■ EXERCISE INPUTS
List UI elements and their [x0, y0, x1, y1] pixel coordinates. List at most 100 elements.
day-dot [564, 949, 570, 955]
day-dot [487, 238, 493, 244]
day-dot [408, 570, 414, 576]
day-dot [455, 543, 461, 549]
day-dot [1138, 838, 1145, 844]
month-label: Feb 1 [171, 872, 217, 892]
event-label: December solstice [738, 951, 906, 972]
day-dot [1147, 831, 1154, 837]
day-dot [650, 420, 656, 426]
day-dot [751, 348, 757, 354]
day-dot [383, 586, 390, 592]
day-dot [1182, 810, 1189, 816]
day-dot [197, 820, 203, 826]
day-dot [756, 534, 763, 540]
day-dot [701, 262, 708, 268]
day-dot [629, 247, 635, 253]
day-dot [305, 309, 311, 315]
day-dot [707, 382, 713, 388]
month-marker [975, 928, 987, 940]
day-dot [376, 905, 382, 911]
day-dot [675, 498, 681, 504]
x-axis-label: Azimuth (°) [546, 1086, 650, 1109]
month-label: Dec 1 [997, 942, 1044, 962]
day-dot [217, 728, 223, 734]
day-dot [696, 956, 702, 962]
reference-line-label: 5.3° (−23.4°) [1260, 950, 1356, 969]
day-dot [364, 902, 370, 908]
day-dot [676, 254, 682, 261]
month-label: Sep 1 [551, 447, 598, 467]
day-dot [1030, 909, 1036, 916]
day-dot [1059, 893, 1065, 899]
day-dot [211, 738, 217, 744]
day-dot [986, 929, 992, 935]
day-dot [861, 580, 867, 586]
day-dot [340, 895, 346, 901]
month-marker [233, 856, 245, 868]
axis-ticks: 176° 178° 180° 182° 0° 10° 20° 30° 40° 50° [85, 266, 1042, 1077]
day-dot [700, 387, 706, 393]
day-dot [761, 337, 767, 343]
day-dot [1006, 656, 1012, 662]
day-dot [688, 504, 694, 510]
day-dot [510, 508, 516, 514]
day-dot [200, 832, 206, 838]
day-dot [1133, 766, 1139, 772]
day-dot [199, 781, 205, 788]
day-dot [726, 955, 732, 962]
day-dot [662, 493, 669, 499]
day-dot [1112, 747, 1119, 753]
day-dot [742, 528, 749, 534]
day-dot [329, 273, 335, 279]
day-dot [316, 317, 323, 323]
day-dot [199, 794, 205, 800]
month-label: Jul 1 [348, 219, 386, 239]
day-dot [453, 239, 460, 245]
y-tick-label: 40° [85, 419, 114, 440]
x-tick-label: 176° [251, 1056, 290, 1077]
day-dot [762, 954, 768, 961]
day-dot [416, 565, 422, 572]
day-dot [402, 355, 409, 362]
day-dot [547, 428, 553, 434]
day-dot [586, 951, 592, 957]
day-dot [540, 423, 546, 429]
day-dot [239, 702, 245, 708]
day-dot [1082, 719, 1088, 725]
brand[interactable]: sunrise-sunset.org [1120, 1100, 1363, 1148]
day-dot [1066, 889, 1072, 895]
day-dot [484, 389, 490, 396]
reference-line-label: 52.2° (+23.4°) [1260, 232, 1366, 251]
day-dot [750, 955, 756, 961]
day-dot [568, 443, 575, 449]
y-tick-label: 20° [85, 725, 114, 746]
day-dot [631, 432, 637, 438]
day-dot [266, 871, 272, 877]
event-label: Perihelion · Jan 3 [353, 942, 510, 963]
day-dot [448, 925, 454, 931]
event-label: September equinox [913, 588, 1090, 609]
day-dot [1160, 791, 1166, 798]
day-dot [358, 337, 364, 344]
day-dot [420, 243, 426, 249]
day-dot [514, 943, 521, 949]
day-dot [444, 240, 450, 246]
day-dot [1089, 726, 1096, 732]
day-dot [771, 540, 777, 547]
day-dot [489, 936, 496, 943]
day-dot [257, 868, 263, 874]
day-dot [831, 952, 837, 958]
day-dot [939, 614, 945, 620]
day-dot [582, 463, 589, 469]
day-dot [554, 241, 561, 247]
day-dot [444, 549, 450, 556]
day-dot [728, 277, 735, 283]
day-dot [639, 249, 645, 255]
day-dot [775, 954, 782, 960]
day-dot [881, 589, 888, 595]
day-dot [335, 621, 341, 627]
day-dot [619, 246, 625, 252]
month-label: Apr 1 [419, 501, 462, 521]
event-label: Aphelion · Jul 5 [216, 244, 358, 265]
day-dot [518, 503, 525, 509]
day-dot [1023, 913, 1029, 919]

■ EXERCISE
Reproduce the item above word for word, keeping every line in the same order.

■ WRITTEN SOLUTION
List UI elements and their [x0, y0, x1, y1] pixel coordinates. List at most 100 elements.
day-dot [564, 949, 570, 955]
day-dot [487, 238, 493, 244]
day-dot [408, 570, 414, 576]
day-dot [455, 543, 461, 549]
day-dot [1138, 838, 1145, 844]
month-label: Feb 1 [171, 872, 217, 892]
event-label: December solstice [738, 951, 906, 972]
day-dot [1147, 831, 1154, 837]
day-dot [650, 420, 656, 426]
day-dot [751, 348, 757, 354]
day-dot [383, 586, 390, 592]
day-dot [1182, 810, 1189, 816]
day-dot [197, 820, 203, 826]
day-dot [756, 534, 763, 540]
day-dot [701, 262, 708, 268]
day-dot [629, 247, 635, 253]
day-dot [305, 309, 311, 315]
day-dot [707, 382, 713, 388]
month-marker [975, 928, 987, 940]
day-dot [376, 905, 382, 911]
day-dot [675, 498, 681, 504]
x-axis-label: Azimuth (°) [546, 1086, 650, 1109]
month-label: Dec 1 [997, 942, 1044, 962]
day-dot [217, 728, 223, 734]
day-dot [696, 956, 702, 962]
reference-line-label: 5.3° (−23.4°) [1260, 950, 1356, 969]
day-dot [364, 902, 370, 908]
day-dot [676, 254, 682, 261]
month-label: Sep 1 [551, 447, 598, 467]
day-dot [1030, 909, 1036, 916]
day-dot [1059, 893, 1065, 899]
day-dot [211, 738, 217, 744]
day-dot [986, 929, 992, 935]
day-dot [861, 580, 867, 586]
day-dot [340, 895, 346, 901]
month-marker [233, 856, 245, 868]
axis-ticks: 176° 178° 180° 182° 0° 10° 20° 30° 40° 50° [85, 266, 1042, 1077]
day-dot [700, 387, 706, 393]
day-dot [761, 337, 767, 343]
day-dot [1006, 656, 1012, 662]
day-dot [688, 504, 694, 510]
day-dot [510, 508, 516, 514]
day-dot [200, 832, 206, 838]
day-dot [1133, 766, 1139, 772]
day-dot [199, 781, 205, 788]
day-dot [726, 955, 732, 962]
day-dot [662, 493, 669, 499]
day-dot [1112, 747, 1119, 753]
day-dot [742, 528, 749, 534]
day-dot [329, 273, 335, 279]
day-dot [316, 317, 323, 323]
day-dot [199, 794, 205, 800]
month-label: Jul 1 [348, 219, 386, 239]
day-dot [453, 239, 460, 245]
y-tick-label: 40° [85, 419, 114, 440]
x-tick-label: 176° [251, 1056, 290, 1077]
day-dot [762, 954, 768, 961]
day-dot [416, 565, 422, 572]
day-dot [402, 355, 409, 362]
day-dot [547, 428, 553, 434]
day-dot [586, 951, 592, 957]
day-dot [540, 423, 546, 429]
day-dot [239, 702, 245, 708]
day-dot [1082, 719, 1088, 725]
brand[interactable]: sunrise-sunset.org [1120, 1100, 1363, 1148]
day-dot [1066, 889, 1072, 895]
day-dot [484, 389, 490, 396]
reference-line-label: 52.2° (+23.4°) [1260, 232, 1366, 251]
day-dot [750, 955, 756, 961]
day-dot [568, 443, 575, 449]
y-tick-label: 20° [85, 725, 114, 746]
day-dot [631, 432, 637, 438]
day-dot [266, 871, 272, 877]
event-label: Perihelion · Jan 3 [353, 942, 510, 963]
day-dot [448, 925, 454, 931]
event-label: September equinox [913, 588, 1090, 609]
day-dot [1160, 791, 1166, 798]
day-dot [358, 337, 364, 344]
day-dot [420, 243, 426, 249]
day-dot [514, 943, 521, 949]
day-dot [444, 240, 450, 246]
day-dot [1089, 726, 1096, 732]
day-dot [771, 540, 777, 547]
day-dot [489, 936, 496, 943]
day-dot [257, 868, 263, 874]
day-dot [831, 952, 837, 958]
day-dot [939, 614, 945, 620]
day-dot [582, 463, 589, 469]
day-dot [554, 241, 561, 247]
day-dot [444, 549, 450, 556]
day-dot [728, 277, 735, 283]
day-dot [639, 249, 645, 255]
day-dot [775, 954, 782, 960]
day-dot [881, 589, 888, 595]
day-dot [335, 621, 341, 627]
day-dot [619, 246, 625, 252]
month-label: Apr 1 [419, 501, 462, 521]
event-label: Aphelion · Jul 5 [216, 244, 358, 265]
day-dot [518, 503, 525, 509]
day-dot [1023, 913, 1029, 919]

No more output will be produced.